*Activity*
Go through the entries below. Copy out every line that contains "JSON".

*Task inputs*
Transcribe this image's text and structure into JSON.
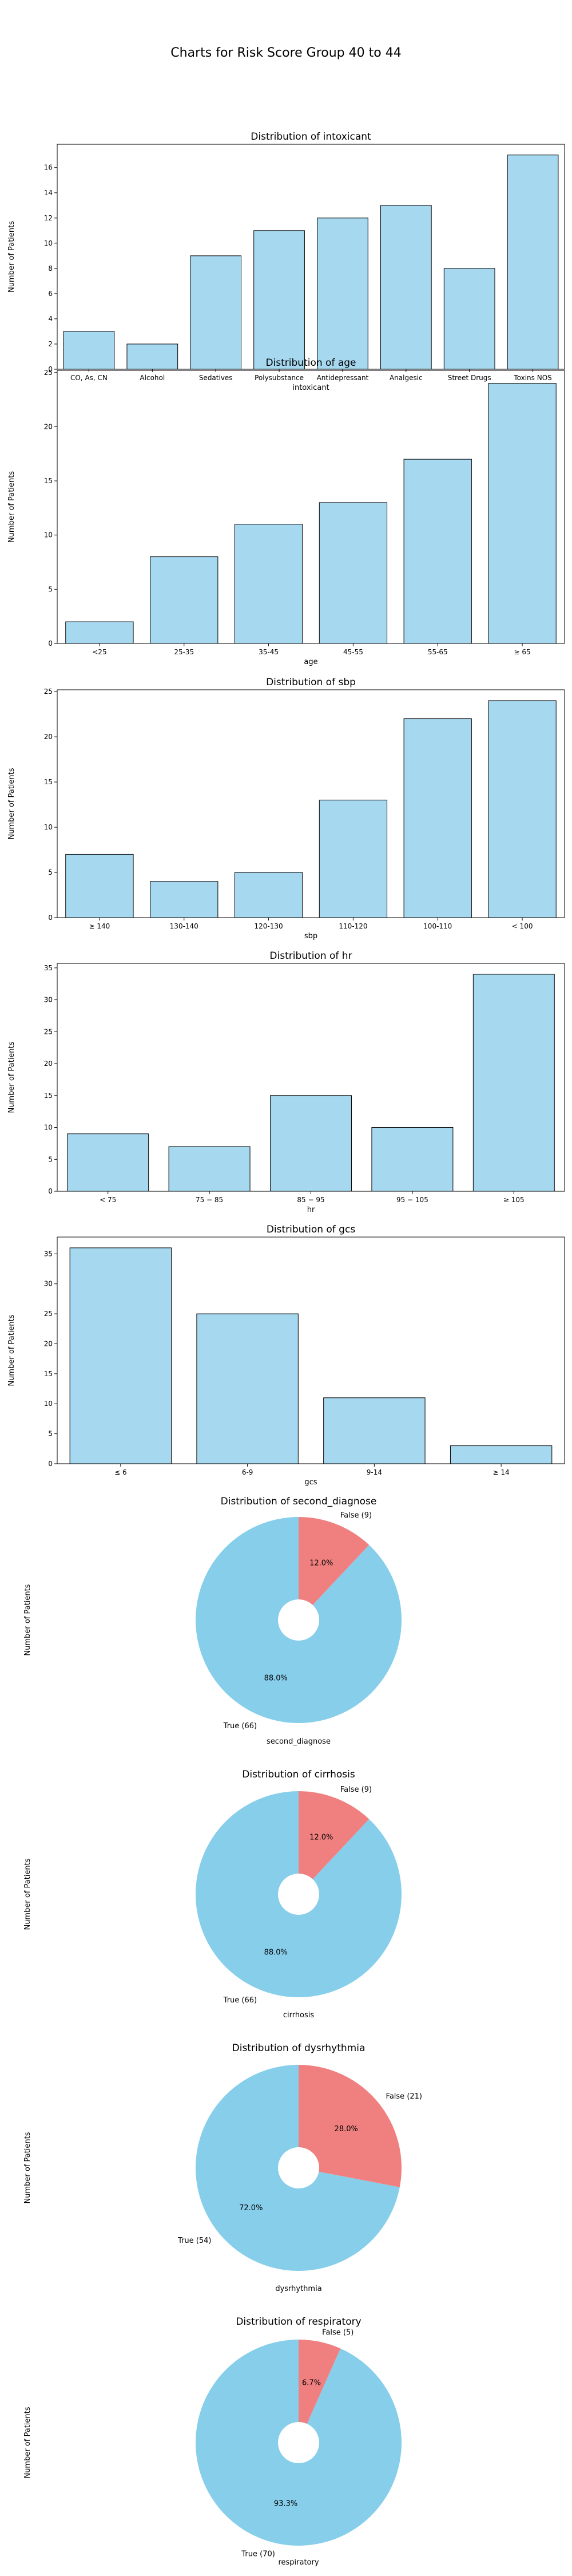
{
  "suptitle": "Charts for Risk Score Group 40 to 44",
  "colors": {
    "bar": "#a6d8f0",
    "edge": "#000000",
    "true_slice": "#87ceeb",
    "false_slice": "#f08080"
  },
  "chart_data": [
    {
      "type": "bar",
      "title": "Distribution of intoxicant",
      "xlabel": "intoxicant",
      "ylabel": "Number of Patients",
      "categories": [
        "CO, As, CN",
        "Alcohol",
        "Sedatives",
        "Polysubstance",
        "Antidepressant",
        "Analgesic",
        "Street Drugs",
        "Toxins NOS"
      ],
      "values": [
        3,
        2,
        9,
        11,
        12,
        13,
        8,
        17
      ],
      "ylim": [
        0,
        17.85
      ],
      "yticks": [
        0,
        2,
        4,
        6,
        8,
        10,
        12,
        14,
        16
      ]
    },
    {
      "type": "bar",
      "title": "Distribution of age",
      "xlabel": "age",
      "ylabel": "Number of Patients",
      "categories": [
        "<25",
        "25-35",
        "35-45",
        "45-55",
        "55-65",
        "≥ 65"
      ],
      "values": [
        2,
        8,
        11,
        13,
        17,
        24
      ],
      "ylim": [
        0,
        25.2
      ],
      "yticks": [
        0,
        5,
        10,
        15,
        20,
        25
      ]
    },
    {
      "type": "bar",
      "title": "Distribution of sbp",
      "xlabel": "sbp",
      "ylabel": "Number of Patients",
      "categories": [
        "≥ 140",
        "130-140",
        "120-130",
        "110-120",
        "100-110",
        "< 100"
      ],
      "values": [
        7,
        4,
        5,
        13,
        22,
        24
      ],
      "ylim": [
        0,
        25.2
      ],
      "yticks": [
        0,
        5,
        10,
        15,
        20,
        25
      ]
    },
    {
      "type": "bar",
      "title": "Distribution of hr",
      "xlabel": "hr",
      "ylabel": "Number of Patients",
      "categories": [
        "< 75",
        "75 − 85",
        "85 − 95",
        "95 − 105",
        "≥ 105"
      ],
      "values": [
        9,
        7,
        15,
        10,
        34
      ],
      "ylim": [
        0,
        35.7
      ],
      "yticks": [
        0,
        5,
        10,
        15,
        20,
        25,
        30,
        35
      ]
    },
    {
      "type": "bar",
      "title": "Distribution of gcs",
      "xlabel": "gcs",
      "ylabel": "Number of Patients",
      "categories": [
        "≤ 6",
        "6-9",
        "9-14",
        "≥ 14"
      ],
      "values": [
        36,
        25,
        11,
        3
      ],
      "ylim": [
        0,
        37.8
      ],
      "yticks": [
        0,
        5,
        10,
        15,
        20,
        25,
        30,
        35
      ]
    },
    {
      "type": "pie",
      "title": "Distribution of second_diagnose",
      "xlabel": "second_diagnose",
      "ylabel": "Number of Patients",
      "labels": [
        "True (66)",
        "False (9)"
      ],
      "values": [
        66,
        9
      ],
      "pct_labels": [
        "88.0%",
        "12.0%"
      ]
    },
    {
      "type": "pie",
      "title": "Distribution of cirrhosis",
      "xlabel": "cirrhosis",
      "ylabel": "Number of Patients",
      "labels": [
        "True (66)",
        "False (9)"
      ],
      "values": [
        66,
        9
      ],
      "pct_labels": [
        "88.0%",
        "12.0%"
      ]
    },
    {
      "type": "pie",
      "title": "Distribution of dysrhythmia",
      "xlabel": "dysrhythmia",
      "ylabel": "Number of Patients",
      "labels": [
        "True (54)",
        "False (21)"
      ],
      "values": [
        54,
        21
      ],
      "pct_labels": [
        "72.0%",
        "28.0%"
      ]
    },
    {
      "type": "pie",
      "title": "Distribution of respiratory",
      "xlabel": "respiratory",
      "ylabel": "Number of Patients",
      "labels": [
        "True (70)",
        "False (5)"
      ],
      "values": [
        70,
        5
      ],
      "pct_labels": [
        "93.3%",
        "6.7%"
      ]
    }
  ]
}
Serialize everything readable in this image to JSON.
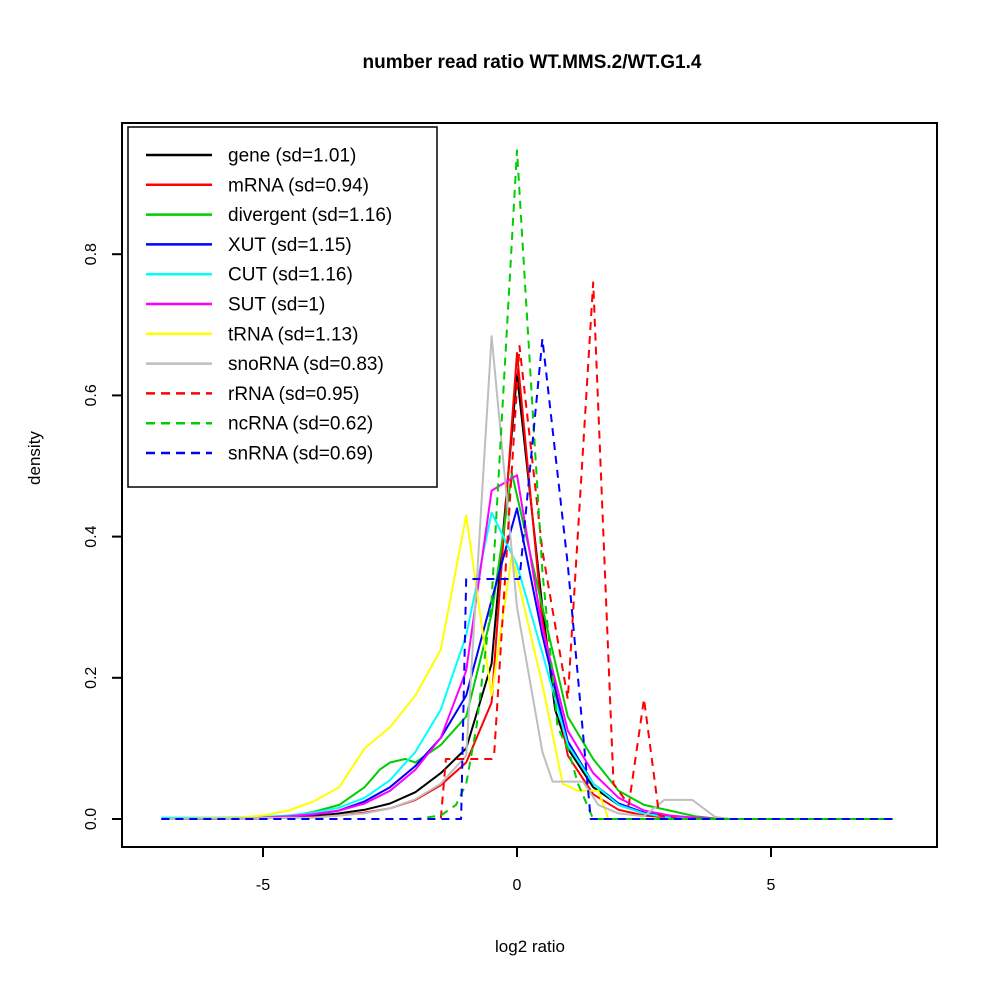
{
  "chart_data": {
    "type": "line",
    "title": "number read ratio WT.MMS.2/WT.G1.4",
    "xlabel": "log2 ratio",
    "ylabel": "density",
    "xlim": [
      -7.8,
      8.3
    ],
    "ylim": [
      -0.04,
      0.99
    ],
    "grid": false,
    "legend_position": "top-left",
    "x_ticks": [
      -5,
      0,
      5
    ],
    "x_tick_labels": [
      "-5",
      "0",
      "5"
    ],
    "y_ticks": [
      0.0,
      0.2,
      0.4,
      0.6,
      0.8
    ],
    "y_tick_labels": [
      "0.0",
      "0.2",
      "0.4",
      "0.6",
      "0.8"
    ],
    "series": [
      {
        "name": "gene",
        "legend_label": "gene (sd=1.01)",
        "sd": 1.01,
        "color": "#000000",
        "linetype": "solid",
        "points": [
          [
            -7,
            0
          ],
          [
            -5,
            0.001
          ],
          [
            -4.5,
            0.002
          ],
          [
            -4,
            0.004
          ],
          [
            -3.5,
            0.008
          ],
          [
            -3,
            0.013
          ],
          [
            -2.5,
            0.022
          ],
          [
            -2,
            0.038
          ],
          [
            -1.5,
            0.065
          ],
          [
            -1,
            0.1
          ],
          [
            -0.5,
            0.22
          ],
          [
            0,
            0.63
          ],
          [
            0.5,
            0.3
          ],
          [
            0.75,
            0.155
          ],
          [
            1,
            0.1
          ],
          [
            1.5,
            0.045
          ],
          [
            2,
            0.02
          ],
          [
            2.5,
            0.008
          ],
          [
            3,
            0.003
          ],
          [
            3.5,
            0.001
          ],
          [
            4,
            0
          ],
          [
            7.4,
            0
          ]
        ]
      },
      {
        "name": "mRNA",
        "legend_label": "mRNA (sd=0.94)",
        "sd": 0.94,
        "color": "#FF0000",
        "linetype": "solid",
        "points": [
          [
            -7,
            0
          ],
          [
            -5,
            0.001
          ],
          [
            -4,
            0.003
          ],
          [
            -3.5,
            0.005
          ],
          [
            -3,
            0.009
          ],
          [
            -2.5,
            0.015
          ],
          [
            -2,
            0.027
          ],
          [
            -1.5,
            0.048
          ],
          [
            -1,
            0.08
          ],
          [
            -0.5,
            0.165
          ],
          [
            0,
            0.66
          ],
          [
            0.5,
            0.28
          ],
          [
            1,
            0.09
          ],
          [
            1.5,
            0.035
          ],
          [
            2,
            0.013
          ],
          [
            2.5,
            0.005
          ],
          [
            3,
            0.002
          ],
          [
            3.5,
            0
          ],
          [
            7.4,
            0
          ]
        ]
      },
      {
        "name": "divergent",
        "legend_label": "divergent (sd=1.16)",
        "sd": 1.16,
        "color": "#00CD00",
        "linetype": "solid",
        "points": [
          [
            -7,
            0
          ],
          [
            -5,
            0.002
          ],
          [
            -4.5,
            0.004
          ],
          [
            -4,
            0.01
          ],
          [
            -3.5,
            0.02
          ],
          [
            -3,
            0.045
          ],
          [
            -2.7,
            0.07
          ],
          [
            -2.5,
            0.08
          ],
          [
            -2.2,
            0.085
          ],
          [
            -2,
            0.08
          ],
          [
            -1.5,
            0.105
          ],
          [
            -1,
            0.145
          ],
          [
            -0.5,
            0.29
          ],
          [
            -0.1,
            0.49
          ],
          [
            0.5,
            0.3
          ],
          [
            1,
            0.145
          ],
          [
            1.5,
            0.085
          ],
          [
            2,
            0.04
          ],
          [
            2.5,
            0.02
          ],
          [
            3,
            0.012
          ],
          [
            3.5,
            0.004
          ],
          [
            4,
            0
          ],
          [
            7.4,
            0
          ]
        ]
      },
      {
        "name": "XUT",
        "legend_label": "XUT (sd=1.15)",
        "sd": 1.15,
        "color": "#0000FF",
        "linetype": "solid",
        "points": [
          [
            -7,
            0
          ],
          [
            -5,
            0.001
          ],
          [
            -4.5,
            0.003
          ],
          [
            -4,
            0.006
          ],
          [
            -3.5,
            0.012
          ],
          [
            -3,
            0.025
          ],
          [
            -2.5,
            0.045
          ],
          [
            -2,
            0.075
          ],
          [
            -1.5,
            0.115
          ],
          [
            -1,
            0.175
          ],
          [
            -0.5,
            0.31
          ],
          [
            0,
            0.44
          ],
          [
            0.5,
            0.26
          ],
          [
            1,
            0.11
          ],
          [
            1.5,
            0.05
          ],
          [
            2,
            0.022
          ],
          [
            2.5,
            0.009
          ],
          [
            3,
            0.003
          ],
          [
            3.5,
            0
          ],
          [
            7.4,
            0
          ]
        ]
      },
      {
        "name": "CUT",
        "legend_label": "CUT (sd=1.16)",
        "sd": 1.16,
        "color": "#00FFFF",
        "linetype": "solid",
        "points": [
          [
            -7,
            0.002
          ],
          [
            -6,
            0.002
          ],
          [
            -5,
            0.003
          ],
          [
            -4.5,
            0.005
          ],
          [
            -4,
            0.009
          ],
          [
            -3.5,
            0.016
          ],
          [
            -3,
            0.03
          ],
          [
            -2.5,
            0.055
          ],
          [
            -2,
            0.095
          ],
          [
            -1.5,
            0.155
          ],
          [
            -1,
            0.26
          ],
          [
            -0.5,
            0.434
          ],
          [
            0,
            0.36
          ],
          [
            0.5,
            0.235
          ],
          [
            1,
            0.105
          ],
          [
            1.5,
            0.05
          ],
          [
            2,
            0.02
          ],
          [
            2.5,
            0.008
          ],
          [
            3,
            0.002
          ],
          [
            3.5,
            0
          ],
          [
            7.4,
            0
          ]
        ]
      },
      {
        "name": "SUT",
        "legend_label": "SUT (sd=1)",
        "sd": 1,
        "color": "#FF00FF",
        "linetype": "solid",
        "points": [
          [
            -7,
            0
          ],
          [
            -5,
            0.002
          ],
          [
            -4.5,
            0.004
          ],
          [
            -4,
            0.007
          ],
          [
            -3.5,
            0.012
          ],
          [
            -3,
            0.022
          ],
          [
            -2.5,
            0.04
          ],
          [
            -2,
            0.07
          ],
          [
            -1.5,
            0.115
          ],
          [
            -1,
            0.21
          ],
          [
            -0.5,
            0.465
          ],
          [
            0,
            0.487
          ],
          [
            0.5,
            0.27
          ],
          [
            1,
            0.125
          ],
          [
            1.5,
            0.065
          ],
          [
            2,
            0.03
          ],
          [
            2.5,
            0.012
          ],
          [
            3,
            0.005
          ],
          [
            3.5,
            0.002
          ],
          [
            4,
            0
          ],
          [
            7.4,
            0
          ]
        ]
      },
      {
        "name": "tRNA",
        "legend_label": "tRNA (sd=1.13)",
        "sd": 1.13,
        "color": "#FFFF00",
        "linetype": "solid",
        "points": [
          [
            -7,
            0
          ],
          [
            -5.5,
            0.002
          ],
          [
            -5,
            0.005
          ],
          [
            -4.5,
            0.012
          ],
          [
            -4,
            0.025
          ],
          [
            -3.5,
            0.045
          ],
          [
            -3,
            0.1
          ],
          [
            -2.5,
            0.13
          ],
          [
            -2,
            0.175
          ],
          [
            -1.5,
            0.24
          ],
          [
            -1,
            0.43
          ],
          [
            -0.5,
            0.175
          ],
          [
            -0.1,
            0.375
          ],
          [
            0.5,
            0.19
          ],
          [
            0.9,
            0.05
          ],
          [
            1.2,
            0.04
          ],
          [
            1.6,
            0.04
          ],
          [
            1.8,
            0
          ],
          [
            7.4,
            0
          ]
        ]
      },
      {
        "name": "snoRNA",
        "legend_label": "snoRNA (sd=0.83)",
        "sd": 0.83,
        "color": "#BEBEBE",
        "linetype": "solid",
        "points": [
          [
            -7,
            0
          ],
          [
            -4,
            0.002
          ],
          [
            -3,
            0.008
          ],
          [
            -2.5,
            0.015
          ],
          [
            -2,
            0.028
          ],
          [
            -1.5,
            0.05
          ],
          [
            -1,
            0.09
          ],
          [
            -0.5,
            0.684
          ],
          [
            0,
            0.3
          ],
          [
            0.5,
            0.095
          ],
          [
            0.7,
            0.053
          ],
          [
            1.3,
            0.053
          ],
          [
            1.6,
            0.02
          ],
          [
            2,
            0.008
          ],
          [
            2.5,
            0.004
          ],
          [
            2.9,
            0.027
          ],
          [
            3.45,
            0.027
          ],
          [
            3.9,
            0.003
          ],
          [
            4.2,
            0
          ],
          [
            7.4,
            0
          ]
        ]
      },
      {
        "name": "rRNA",
        "legend_label": "rRNA (sd=0.95)",
        "sd": 0.95,
        "color": "#FF0000",
        "linetype": "dashed",
        "points": [
          [
            -7,
            0
          ],
          [
            -2,
            0
          ],
          [
            -1.5,
            0
          ],
          [
            -1.4,
            0.085
          ],
          [
            -0.5,
            0.085
          ],
          [
            -0.45,
            0.09
          ],
          [
            0.05,
            0.67
          ],
          [
            0.5,
            0.38
          ],
          [
            1,
            0.17
          ],
          [
            1.5,
            0.76
          ],
          [
            1.9,
            0.05
          ],
          [
            2.2,
            0.02
          ],
          [
            2.5,
            0.17
          ],
          [
            2.8,
            0.005
          ],
          [
            3.2,
            0
          ],
          [
            7.4,
            0
          ]
        ]
      },
      {
        "name": "ncRNA",
        "legend_label": "ncRNA (sd=0.62)",
        "sd": 0.62,
        "color": "#00CD00",
        "linetype": "dashed",
        "points": [
          [
            -7,
            0
          ],
          [
            -2,
            0
          ],
          [
            -1.5,
            0.005
          ],
          [
            -1.2,
            0.02
          ],
          [
            -1,
            0.05
          ],
          [
            -0.8,
            0.13
          ],
          [
            -0.5,
            0.31
          ],
          [
            0,
            0.947
          ],
          [
            0.5,
            0.35
          ],
          [
            0.8,
            0.13
          ],
          [
            1,
            0.1
          ],
          [
            1.2,
            0.05
          ],
          [
            1.5,
            0
          ],
          [
            7.4,
            0
          ]
        ]
      },
      {
        "name": "snRNA",
        "legend_label": "snRNA (sd=0.69)",
        "sd": 0.69,
        "color": "#0000FF",
        "linetype": "dashed",
        "points": [
          [
            -7,
            0
          ],
          [
            -1.1,
            0
          ],
          [
            -1.0,
            0.34
          ],
          [
            0.05,
            0.34
          ],
          [
            0.5,
            0.68
          ],
          [
            1,
            0.36
          ],
          [
            1.2,
            0.2
          ],
          [
            1.45,
            0
          ],
          [
            7.4,
            0
          ]
        ]
      }
    ]
  }
}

*Result of the exercise*
Transcribe this image's text and structure into JSON.
Serialize everything readable in this image to JSON.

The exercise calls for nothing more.